** start ENTRIES SUPPLIED **

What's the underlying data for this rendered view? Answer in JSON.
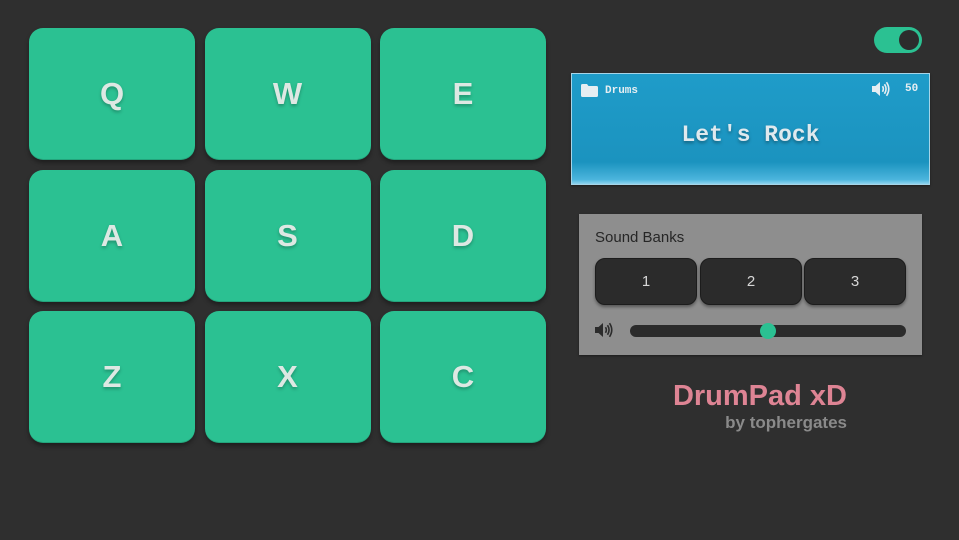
{
  "pads": [
    {
      "key": "Q"
    },
    {
      "key": "W"
    },
    {
      "key": "E"
    },
    {
      "key": "A"
    },
    {
      "key": "S"
    },
    {
      "key": "D"
    },
    {
      "key": "Z"
    },
    {
      "key": "X"
    },
    {
      "key": "C"
    }
  ],
  "power": {
    "on": true
  },
  "display": {
    "bank_name": "Drums",
    "volume": "50",
    "message": "Let's Rock"
  },
  "panel": {
    "title": "Sound Banks",
    "banks": [
      "1",
      "2",
      "3"
    ],
    "volume_level": 0.5
  },
  "brand": {
    "title": "DrumPad xD",
    "subtitle": "by tophergates"
  },
  "colors": {
    "accent": "#2bc192",
    "background": "#2f2f2f",
    "display": "#1b93bf",
    "brand": "#de8494"
  },
  "icons": {
    "folder": "folder-icon",
    "speaker": "speaker-icon"
  }
}
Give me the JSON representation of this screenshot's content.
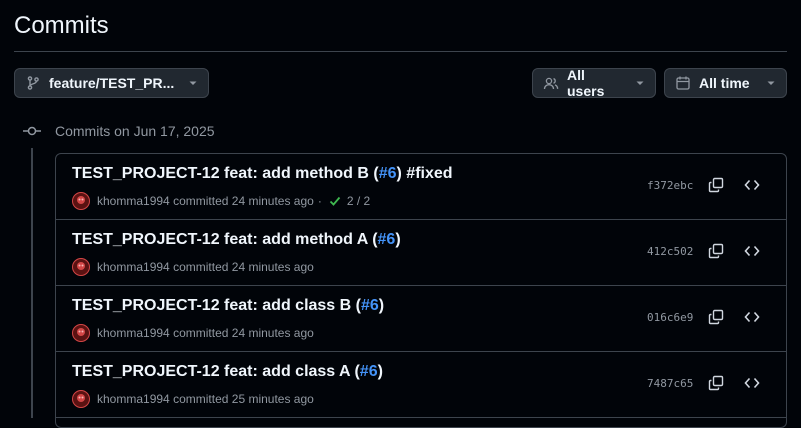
{
  "page": {
    "title": "Commits"
  },
  "filters": {
    "branch": {
      "label": "feature/TEST_PR...",
      "icon": "git-branch-icon"
    },
    "users": {
      "label": "All users",
      "icon": "people-icon"
    },
    "time": {
      "label": "All time",
      "icon": "calendar-icon"
    }
  },
  "group": {
    "heading": "Commits on Jun 17, 2025"
  },
  "commits": [
    {
      "title": "TEST_PROJECT-12 feat: add method B (",
      "pr": "#6",
      "suffix": ") #fixed",
      "author": "khomma1994",
      "action": "committed",
      "time": "24 minutes ago",
      "checks": "2 / 2",
      "sha": "f372ebc"
    },
    {
      "title": "TEST_PROJECT-12 feat: add method A (",
      "pr": "#6",
      "suffix": ")",
      "author": "khomma1994",
      "action": "committed",
      "time": "24 minutes ago",
      "sha": "412c502"
    },
    {
      "title": "TEST_PROJECT-12 feat: add class B (",
      "pr": "#6",
      "suffix": ")",
      "author": "khomma1994",
      "action": "committed",
      "time": "24 minutes ago",
      "sha": "016c6e9"
    },
    {
      "title": "TEST_PROJECT-12 feat: add class A (",
      "pr": "#6",
      "suffix": ")",
      "author": "khomma1994",
      "action": "committed",
      "time": "25 minutes ago",
      "sha": "7487c65"
    }
  ],
  "colors": {
    "background": "#010409",
    "border": "#3d444d",
    "link": "#4493f8",
    "success": "#3fb950",
    "muted": "#9198a1"
  }
}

** end ENTRIES SUPPLIED **

• THE REQUEST: Of the lines in this listing, how many contain "JSON"? Reply with the number and nothing more.

• RESPONSE TO THIS TASK: 2